- [WHAT YOU HAVE TO DO]
Read the listing and extract each line that includes the word "launches".

◆ ◆ ◆ ◆ ◆ ◆ ◆

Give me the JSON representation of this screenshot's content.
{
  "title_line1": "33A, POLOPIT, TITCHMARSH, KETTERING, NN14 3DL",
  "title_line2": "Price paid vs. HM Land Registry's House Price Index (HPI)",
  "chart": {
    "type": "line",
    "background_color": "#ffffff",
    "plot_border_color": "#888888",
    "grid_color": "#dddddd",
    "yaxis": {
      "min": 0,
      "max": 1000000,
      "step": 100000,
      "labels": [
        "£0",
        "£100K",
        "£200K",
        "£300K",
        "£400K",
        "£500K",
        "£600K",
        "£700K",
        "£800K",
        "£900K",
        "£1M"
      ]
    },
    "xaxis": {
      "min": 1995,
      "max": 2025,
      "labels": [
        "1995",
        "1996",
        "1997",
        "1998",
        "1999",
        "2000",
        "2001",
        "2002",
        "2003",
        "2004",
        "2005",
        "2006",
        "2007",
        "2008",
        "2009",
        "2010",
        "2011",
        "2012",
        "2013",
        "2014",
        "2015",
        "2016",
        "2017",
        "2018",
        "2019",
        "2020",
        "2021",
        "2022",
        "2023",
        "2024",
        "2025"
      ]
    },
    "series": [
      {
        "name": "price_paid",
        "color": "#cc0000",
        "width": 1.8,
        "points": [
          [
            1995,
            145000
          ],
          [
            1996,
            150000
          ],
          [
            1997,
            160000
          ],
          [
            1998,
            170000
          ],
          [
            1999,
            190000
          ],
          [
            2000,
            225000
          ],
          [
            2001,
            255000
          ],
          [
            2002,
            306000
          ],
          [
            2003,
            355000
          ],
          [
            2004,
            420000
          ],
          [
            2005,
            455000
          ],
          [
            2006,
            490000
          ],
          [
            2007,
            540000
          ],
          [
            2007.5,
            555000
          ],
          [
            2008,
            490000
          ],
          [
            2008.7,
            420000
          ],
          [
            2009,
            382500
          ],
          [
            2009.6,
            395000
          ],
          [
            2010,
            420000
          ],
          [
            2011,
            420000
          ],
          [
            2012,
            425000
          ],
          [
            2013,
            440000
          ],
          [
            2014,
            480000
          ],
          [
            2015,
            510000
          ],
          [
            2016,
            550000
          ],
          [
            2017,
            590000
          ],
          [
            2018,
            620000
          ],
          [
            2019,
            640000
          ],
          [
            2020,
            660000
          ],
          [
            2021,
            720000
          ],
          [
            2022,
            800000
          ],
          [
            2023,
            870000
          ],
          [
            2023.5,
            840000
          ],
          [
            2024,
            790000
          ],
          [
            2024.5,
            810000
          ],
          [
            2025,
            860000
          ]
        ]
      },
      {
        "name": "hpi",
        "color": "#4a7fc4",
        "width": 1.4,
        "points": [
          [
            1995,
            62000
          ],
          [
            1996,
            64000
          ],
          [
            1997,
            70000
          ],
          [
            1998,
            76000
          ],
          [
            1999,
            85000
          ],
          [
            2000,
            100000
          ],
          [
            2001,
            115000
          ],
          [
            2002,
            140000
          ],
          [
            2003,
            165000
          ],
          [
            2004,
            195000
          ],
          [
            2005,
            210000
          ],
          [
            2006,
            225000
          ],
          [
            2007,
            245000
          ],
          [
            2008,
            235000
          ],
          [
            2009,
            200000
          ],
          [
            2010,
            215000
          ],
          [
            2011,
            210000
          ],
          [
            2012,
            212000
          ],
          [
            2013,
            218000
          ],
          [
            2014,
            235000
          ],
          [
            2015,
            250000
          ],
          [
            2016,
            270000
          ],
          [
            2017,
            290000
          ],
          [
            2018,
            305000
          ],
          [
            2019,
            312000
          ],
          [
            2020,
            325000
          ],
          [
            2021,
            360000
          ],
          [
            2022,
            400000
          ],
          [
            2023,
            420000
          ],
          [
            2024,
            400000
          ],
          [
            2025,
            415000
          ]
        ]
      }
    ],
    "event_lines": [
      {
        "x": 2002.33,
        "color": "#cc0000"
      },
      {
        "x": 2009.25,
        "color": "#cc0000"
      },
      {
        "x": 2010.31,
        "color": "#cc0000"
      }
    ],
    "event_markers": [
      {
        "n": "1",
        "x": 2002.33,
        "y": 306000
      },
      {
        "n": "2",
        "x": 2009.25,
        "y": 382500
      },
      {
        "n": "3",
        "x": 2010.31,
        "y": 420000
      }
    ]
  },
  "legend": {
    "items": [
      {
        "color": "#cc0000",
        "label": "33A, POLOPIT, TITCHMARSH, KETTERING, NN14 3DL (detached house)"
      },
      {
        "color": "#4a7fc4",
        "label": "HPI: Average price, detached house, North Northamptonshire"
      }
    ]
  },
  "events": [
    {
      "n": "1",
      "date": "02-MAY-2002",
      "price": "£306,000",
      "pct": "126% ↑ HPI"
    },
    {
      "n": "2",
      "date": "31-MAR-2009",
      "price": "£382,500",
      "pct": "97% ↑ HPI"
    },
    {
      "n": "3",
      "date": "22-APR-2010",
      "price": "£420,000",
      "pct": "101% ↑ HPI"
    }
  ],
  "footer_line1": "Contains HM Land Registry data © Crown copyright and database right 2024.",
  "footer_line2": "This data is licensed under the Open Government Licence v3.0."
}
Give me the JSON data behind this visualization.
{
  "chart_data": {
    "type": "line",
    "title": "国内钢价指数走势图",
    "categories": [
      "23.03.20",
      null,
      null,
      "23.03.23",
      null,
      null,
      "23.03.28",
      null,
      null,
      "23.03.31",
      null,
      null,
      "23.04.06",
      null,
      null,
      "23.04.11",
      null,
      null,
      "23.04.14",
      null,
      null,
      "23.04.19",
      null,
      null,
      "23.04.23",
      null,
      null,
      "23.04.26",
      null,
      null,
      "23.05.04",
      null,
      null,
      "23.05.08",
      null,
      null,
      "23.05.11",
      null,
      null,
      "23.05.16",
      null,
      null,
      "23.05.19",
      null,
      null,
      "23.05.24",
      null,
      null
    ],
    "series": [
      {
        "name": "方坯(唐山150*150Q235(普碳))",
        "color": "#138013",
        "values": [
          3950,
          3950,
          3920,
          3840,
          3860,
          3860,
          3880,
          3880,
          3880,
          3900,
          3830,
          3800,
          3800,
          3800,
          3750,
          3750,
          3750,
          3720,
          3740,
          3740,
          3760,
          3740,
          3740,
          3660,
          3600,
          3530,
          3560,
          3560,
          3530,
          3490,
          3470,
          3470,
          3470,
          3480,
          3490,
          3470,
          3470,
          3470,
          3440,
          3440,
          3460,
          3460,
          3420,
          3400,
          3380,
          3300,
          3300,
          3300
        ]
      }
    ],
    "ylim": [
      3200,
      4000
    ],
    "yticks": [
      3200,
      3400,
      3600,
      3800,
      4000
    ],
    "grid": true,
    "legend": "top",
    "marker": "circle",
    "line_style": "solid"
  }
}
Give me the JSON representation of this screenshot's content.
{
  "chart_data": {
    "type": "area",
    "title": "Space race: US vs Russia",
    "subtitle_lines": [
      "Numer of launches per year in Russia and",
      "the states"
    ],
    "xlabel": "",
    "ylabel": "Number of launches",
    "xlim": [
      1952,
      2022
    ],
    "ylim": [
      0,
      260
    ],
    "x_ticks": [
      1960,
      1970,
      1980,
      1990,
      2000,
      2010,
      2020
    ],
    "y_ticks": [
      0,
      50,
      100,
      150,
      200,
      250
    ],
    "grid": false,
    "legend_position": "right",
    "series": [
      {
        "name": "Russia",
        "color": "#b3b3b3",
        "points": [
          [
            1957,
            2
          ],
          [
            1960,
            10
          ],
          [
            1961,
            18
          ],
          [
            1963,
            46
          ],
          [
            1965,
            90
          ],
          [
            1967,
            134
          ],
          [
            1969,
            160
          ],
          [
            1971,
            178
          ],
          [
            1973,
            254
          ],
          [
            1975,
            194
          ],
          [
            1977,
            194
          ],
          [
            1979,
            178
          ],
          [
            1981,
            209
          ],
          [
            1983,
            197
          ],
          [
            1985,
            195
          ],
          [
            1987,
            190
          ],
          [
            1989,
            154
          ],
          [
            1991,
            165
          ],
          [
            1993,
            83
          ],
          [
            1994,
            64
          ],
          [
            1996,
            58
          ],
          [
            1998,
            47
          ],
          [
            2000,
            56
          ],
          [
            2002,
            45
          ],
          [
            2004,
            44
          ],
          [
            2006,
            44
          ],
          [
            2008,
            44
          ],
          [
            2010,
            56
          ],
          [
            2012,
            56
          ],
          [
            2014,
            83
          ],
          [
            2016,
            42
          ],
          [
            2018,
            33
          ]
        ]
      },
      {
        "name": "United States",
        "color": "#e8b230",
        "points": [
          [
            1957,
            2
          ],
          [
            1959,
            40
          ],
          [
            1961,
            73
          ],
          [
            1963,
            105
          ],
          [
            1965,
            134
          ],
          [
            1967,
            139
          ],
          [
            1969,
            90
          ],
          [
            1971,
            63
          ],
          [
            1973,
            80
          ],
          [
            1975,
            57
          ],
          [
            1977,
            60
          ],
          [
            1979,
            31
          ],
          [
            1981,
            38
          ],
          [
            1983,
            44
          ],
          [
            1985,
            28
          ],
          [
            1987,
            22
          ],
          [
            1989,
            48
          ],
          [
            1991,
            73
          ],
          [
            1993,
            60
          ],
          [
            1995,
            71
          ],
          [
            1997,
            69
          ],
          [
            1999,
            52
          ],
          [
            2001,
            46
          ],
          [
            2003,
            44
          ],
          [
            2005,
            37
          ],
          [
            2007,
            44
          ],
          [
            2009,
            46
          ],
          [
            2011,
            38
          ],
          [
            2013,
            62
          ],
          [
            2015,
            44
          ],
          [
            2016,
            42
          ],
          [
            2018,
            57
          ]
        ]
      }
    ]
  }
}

◆ ◆ ◆ ◆ ◆ ◆ ◆

- [OUTPUT BELOW]
      "Numer of launches per year in Russia and",
    "ylabel": "Number of launches",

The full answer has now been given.